[Stored items from a collection]
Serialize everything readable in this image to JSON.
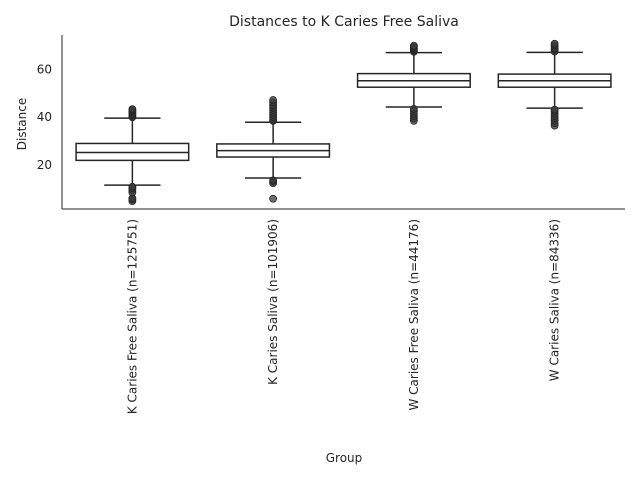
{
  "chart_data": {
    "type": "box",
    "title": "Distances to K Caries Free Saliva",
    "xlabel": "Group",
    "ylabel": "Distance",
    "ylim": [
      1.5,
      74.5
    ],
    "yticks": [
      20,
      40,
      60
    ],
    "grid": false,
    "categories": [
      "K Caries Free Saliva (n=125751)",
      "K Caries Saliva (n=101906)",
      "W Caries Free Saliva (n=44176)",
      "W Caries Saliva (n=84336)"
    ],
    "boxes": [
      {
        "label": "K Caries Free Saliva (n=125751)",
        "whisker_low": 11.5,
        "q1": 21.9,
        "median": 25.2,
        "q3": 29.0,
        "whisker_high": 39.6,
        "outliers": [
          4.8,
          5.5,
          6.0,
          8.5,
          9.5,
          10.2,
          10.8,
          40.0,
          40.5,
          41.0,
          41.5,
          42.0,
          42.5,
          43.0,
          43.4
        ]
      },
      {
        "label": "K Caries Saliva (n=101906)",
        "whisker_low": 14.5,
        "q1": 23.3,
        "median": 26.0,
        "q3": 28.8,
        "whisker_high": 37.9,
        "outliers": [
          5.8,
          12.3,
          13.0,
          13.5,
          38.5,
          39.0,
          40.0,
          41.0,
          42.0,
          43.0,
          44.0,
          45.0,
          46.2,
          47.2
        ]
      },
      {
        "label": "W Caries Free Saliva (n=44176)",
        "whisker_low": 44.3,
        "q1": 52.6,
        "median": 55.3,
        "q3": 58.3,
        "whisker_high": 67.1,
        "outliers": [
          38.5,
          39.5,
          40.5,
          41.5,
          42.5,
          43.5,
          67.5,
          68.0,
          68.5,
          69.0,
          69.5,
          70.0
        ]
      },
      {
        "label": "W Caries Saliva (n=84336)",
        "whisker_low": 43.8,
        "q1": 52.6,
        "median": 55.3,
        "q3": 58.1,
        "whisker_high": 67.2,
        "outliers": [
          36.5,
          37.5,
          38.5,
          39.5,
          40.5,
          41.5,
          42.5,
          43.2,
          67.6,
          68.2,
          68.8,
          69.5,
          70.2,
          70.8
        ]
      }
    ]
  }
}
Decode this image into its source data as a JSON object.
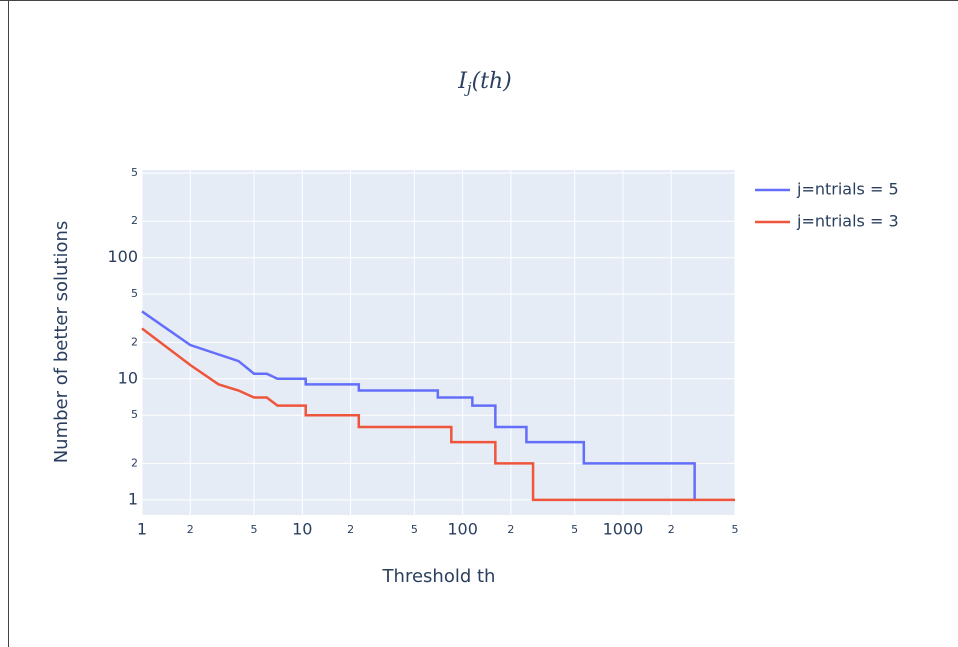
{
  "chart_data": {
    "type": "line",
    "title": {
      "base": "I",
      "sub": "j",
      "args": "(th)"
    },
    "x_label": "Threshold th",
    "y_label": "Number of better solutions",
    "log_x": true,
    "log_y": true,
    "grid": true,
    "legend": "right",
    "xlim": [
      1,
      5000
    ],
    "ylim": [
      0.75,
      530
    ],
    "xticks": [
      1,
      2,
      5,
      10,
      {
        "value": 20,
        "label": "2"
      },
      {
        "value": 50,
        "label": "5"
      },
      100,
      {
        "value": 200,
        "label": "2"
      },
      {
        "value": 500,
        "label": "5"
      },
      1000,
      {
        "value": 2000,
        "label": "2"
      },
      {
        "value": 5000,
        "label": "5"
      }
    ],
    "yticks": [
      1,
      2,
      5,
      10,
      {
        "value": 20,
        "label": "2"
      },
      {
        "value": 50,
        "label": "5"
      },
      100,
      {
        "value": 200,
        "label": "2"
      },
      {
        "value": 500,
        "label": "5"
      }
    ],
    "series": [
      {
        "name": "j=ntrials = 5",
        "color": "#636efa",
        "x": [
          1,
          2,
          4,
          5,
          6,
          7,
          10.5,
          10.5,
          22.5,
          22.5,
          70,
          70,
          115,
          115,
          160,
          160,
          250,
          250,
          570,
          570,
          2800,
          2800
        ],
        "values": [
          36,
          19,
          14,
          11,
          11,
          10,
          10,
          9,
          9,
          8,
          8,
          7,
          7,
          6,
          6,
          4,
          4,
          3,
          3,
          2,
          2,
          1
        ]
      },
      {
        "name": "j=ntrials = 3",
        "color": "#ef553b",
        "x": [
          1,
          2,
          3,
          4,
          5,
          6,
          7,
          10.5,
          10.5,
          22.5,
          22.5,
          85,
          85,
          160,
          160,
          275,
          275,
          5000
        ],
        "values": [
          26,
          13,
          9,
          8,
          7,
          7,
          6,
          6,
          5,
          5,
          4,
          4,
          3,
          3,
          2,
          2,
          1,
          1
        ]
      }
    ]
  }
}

» Stated task: Retype each entry precisely. Skip images entirely.

» Result of this task:
Serialize everything readable in this image to JSON.
{
  "chart_data": {
    "type": "box",
    "title": "Distances to K Caries Free Saliva",
    "xlabel": "Group",
    "ylabel": "Distance",
    "ylim": [
      1.5,
      74.5
    ],
    "yticks": [
      20,
      40,
      60
    ],
    "grid": false,
    "categories": [
      "K Caries Free Saliva (n=125751)",
      "K Caries Saliva (n=101906)",
      "W Caries Free Saliva (n=44176)",
      "W Caries Saliva (n=84336)"
    ],
    "boxes": [
      {
        "label": "K Caries Free Saliva (n=125751)",
        "whisker_low": 11.5,
        "q1": 21.9,
        "median": 25.2,
        "q3": 29.0,
        "whisker_high": 39.6,
        "outliers": [
          4.8,
          5.5,
          6.0,
          8.5,
          9.5,
          10.2,
          10.8,
          40.0,
          40.5,
          41.0,
          41.5,
          42.0,
          42.5,
          43.0,
          43.4
        ]
      },
      {
        "label": "K Caries Saliva (n=101906)",
        "whisker_low": 14.5,
        "q1": 23.3,
        "median": 26.0,
        "q3": 28.8,
        "whisker_high": 37.9,
        "outliers": [
          5.8,
          12.3,
          13.0,
          13.5,
          38.5,
          39.0,
          40.0,
          41.0,
          42.0,
          43.0,
          44.0,
          45.0,
          46.2,
          47.2
        ]
      },
      {
        "label": "W Caries Free Saliva (n=44176)",
        "whisker_low": 44.3,
        "q1": 52.6,
        "median": 55.3,
        "q3": 58.3,
        "whisker_high": 67.1,
        "outliers": [
          38.5,
          39.5,
          40.5,
          41.5,
          42.5,
          43.5,
          67.5,
          68.0,
          68.5,
          69.0,
          69.5,
          70.0
        ]
      },
      {
        "label": "W Caries Saliva (n=84336)",
        "whisker_low": 43.8,
        "q1": 52.6,
        "median": 55.3,
        "q3": 58.1,
        "whisker_high": 67.2,
        "outliers": [
          36.5,
          37.5,
          38.5,
          39.5,
          40.5,
          41.5,
          42.5,
          43.2,
          67.6,
          68.2,
          68.8,
          69.5,
          70.2,
          70.8
        ]
      }
    ]
  }
}
Decode this image into its source data as a JSON object.
{
  "chart_data": {
    "type": "line",
    "title": {
      "base": "I",
      "sub": "j",
      "args": "(th)"
    },
    "x_label": "Threshold th",
    "y_label": "Number of better solutions",
    "log_x": true,
    "log_y": true,
    "grid": true,
    "legend": "right",
    "xlim": [
      1,
      5000
    ],
    "ylim": [
      0.75,
      530
    ],
    "xticks": [
      1,
      2,
      5,
      10,
      {
        "value": 20,
        "label": "2"
      },
      {
        "value": 50,
        "label": "5"
      },
      100,
      {
        "value": 200,
        "label": "2"
      },
      {
        "value": 500,
        "label": "5"
      },
      1000,
      {
        "value": 2000,
        "label": "2"
      },
      {
        "value": 5000,
        "label": "5"
      }
    ],
    "yticks": [
      1,
      2,
      5,
      10,
      {
        "value": 20,
        "label": "2"
      },
      {
        "value": 50,
        "label": "5"
      },
      100,
      {
        "value": 200,
        "label": "2"
      },
      {
        "value": 500,
        "label": "5"
      }
    ],
    "series": [
      {
        "name": "j=ntrials = 5",
        "color": "#636efa",
        "x": [
          1,
          2,
          4,
          5,
          6,
          7,
          10.5,
          10.5,
          22.5,
          22.5,
          70,
          70,
          115,
          115,
          160,
          160,
          250,
          250,
          570,
          570,
          2800,
          2800
        ],
        "values": [
          36,
          19,
          14,
          11,
          11,
          10,
          10,
          9,
          9,
          8,
          8,
          7,
          7,
          6,
          6,
          4,
          4,
          3,
          3,
          2,
          2,
          1
        ]
      },
      {
        "name": "j=ntrials = 3",
        "color": "#ef553b",
        "x": [
          1,
          2,
          3,
          4,
          5,
          6,
          7,
          10.5,
          10.5,
          22.5,
          22.5,
          85,
          85,
          160,
          160,
          275,
          275,
          5000
        ],
        "values": [
          26,
          13,
          9,
          8,
          7,
          7,
          6,
          6,
          5,
          5,
          4,
          4,
          3,
          3,
          2,
          2,
          1,
          1
        ]
      }
    ]
  }
}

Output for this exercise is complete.